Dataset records
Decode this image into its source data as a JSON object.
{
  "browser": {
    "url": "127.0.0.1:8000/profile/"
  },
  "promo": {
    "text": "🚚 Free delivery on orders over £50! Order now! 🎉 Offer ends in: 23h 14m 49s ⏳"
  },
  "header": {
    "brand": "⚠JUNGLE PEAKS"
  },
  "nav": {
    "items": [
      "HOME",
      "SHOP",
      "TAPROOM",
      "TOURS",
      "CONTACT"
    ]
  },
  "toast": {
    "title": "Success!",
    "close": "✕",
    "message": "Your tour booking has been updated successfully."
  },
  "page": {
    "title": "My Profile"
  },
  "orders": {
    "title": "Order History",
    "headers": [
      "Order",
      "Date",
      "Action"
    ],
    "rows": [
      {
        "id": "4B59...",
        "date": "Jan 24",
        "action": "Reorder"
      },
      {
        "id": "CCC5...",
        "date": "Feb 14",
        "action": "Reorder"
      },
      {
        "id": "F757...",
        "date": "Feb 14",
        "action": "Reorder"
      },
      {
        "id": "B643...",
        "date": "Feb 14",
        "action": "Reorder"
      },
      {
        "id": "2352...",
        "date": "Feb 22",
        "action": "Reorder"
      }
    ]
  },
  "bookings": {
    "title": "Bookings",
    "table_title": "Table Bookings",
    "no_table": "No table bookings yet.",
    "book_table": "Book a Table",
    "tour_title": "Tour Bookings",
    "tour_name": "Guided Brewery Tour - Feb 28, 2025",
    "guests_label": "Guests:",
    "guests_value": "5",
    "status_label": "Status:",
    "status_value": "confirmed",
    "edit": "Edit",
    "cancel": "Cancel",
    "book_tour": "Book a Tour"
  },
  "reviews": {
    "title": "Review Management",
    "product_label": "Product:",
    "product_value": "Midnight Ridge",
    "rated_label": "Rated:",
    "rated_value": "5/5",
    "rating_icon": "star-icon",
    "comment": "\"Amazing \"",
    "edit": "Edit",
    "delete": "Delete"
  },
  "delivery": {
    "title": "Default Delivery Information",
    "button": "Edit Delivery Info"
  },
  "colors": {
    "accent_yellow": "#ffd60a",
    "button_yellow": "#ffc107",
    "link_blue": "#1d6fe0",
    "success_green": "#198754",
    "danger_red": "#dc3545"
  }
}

REQUIREMENT
Reproduce the listing shown above in its entirety, exactly.

WORKED SOLUTION
Decode this image into its source data as a JSON object.
{
  "browser": {
    "url": "127.0.0.1:8000/profile/"
  },
  "promo": {
    "text": "🚚 Free delivery on orders over £50! Order now! 🎉 Offer ends in: 23h 14m 49s ⏳"
  },
  "header": {
    "brand": "⚠JUNGLE PEAKS"
  },
  "nav": {
    "items": [
      "HOME",
      "SHOP",
      "TAPROOM",
      "TOURS",
      "CONTACT"
    ]
  },
  "toast": {
    "title": "Success!",
    "close": "✕",
    "message": "Your tour booking has been updated successfully."
  },
  "page": {
    "title": "My Profile"
  },
  "orders": {
    "title": "Order History",
    "headers": [
      "Order",
      "Date",
      "Action"
    ],
    "rows": [
      {
        "id": "4B59...",
        "date": "Jan 24",
        "action": "Reorder"
      },
      {
        "id": "CCC5...",
        "date": "Feb 14",
        "action": "Reorder"
      },
      {
        "id": "F757...",
        "date": "Feb 14",
        "action": "Reorder"
      },
      {
        "id": "B643...",
        "date": "Feb 14",
        "action": "Reorder"
      },
      {
        "id": "2352...",
        "date": "Feb 22",
        "action": "Reorder"
      }
    ]
  },
  "bookings": {
    "title": "Bookings",
    "table_title": "Table Bookings",
    "no_table": "No table bookings yet.",
    "book_table": "Book a Table",
    "tour_title": "Tour Bookings",
    "tour_name": "Guided Brewery Tour - Feb 28, 2025",
    "guests_label": "Guests:",
    "guests_value": "5",
    "status_label": "Status:",
    "status_value": "confirmed",
    "edit": "Edit",
    "cancel": "Cancel",
    "book_tour": "Book a Tour"
  },
  "reviews": {
    "title": "Review Management",
    "product_label": "Product:",
    "product_value": "Midnight Ridge",
    "rated_label": "Rated:",
    "rated_value": "5/5",
    "rating_icon": "star-icon",
    "comment": "\"Amazing \"",
    "edit": "Edit",
    "delete": "Delete"
  },
  "delivery": {
    "title": "Default Delivery Information",
    "button": "Edit Delivery Info"
  },
  "colors": {
    "accent_yellow": "#ffd60a",
    "button_yellow": "#ffc107",
    "link_blue": "#1d6fe0",
    "success_green": "#198754",
    "danger_red": "#dc3545"
  }
}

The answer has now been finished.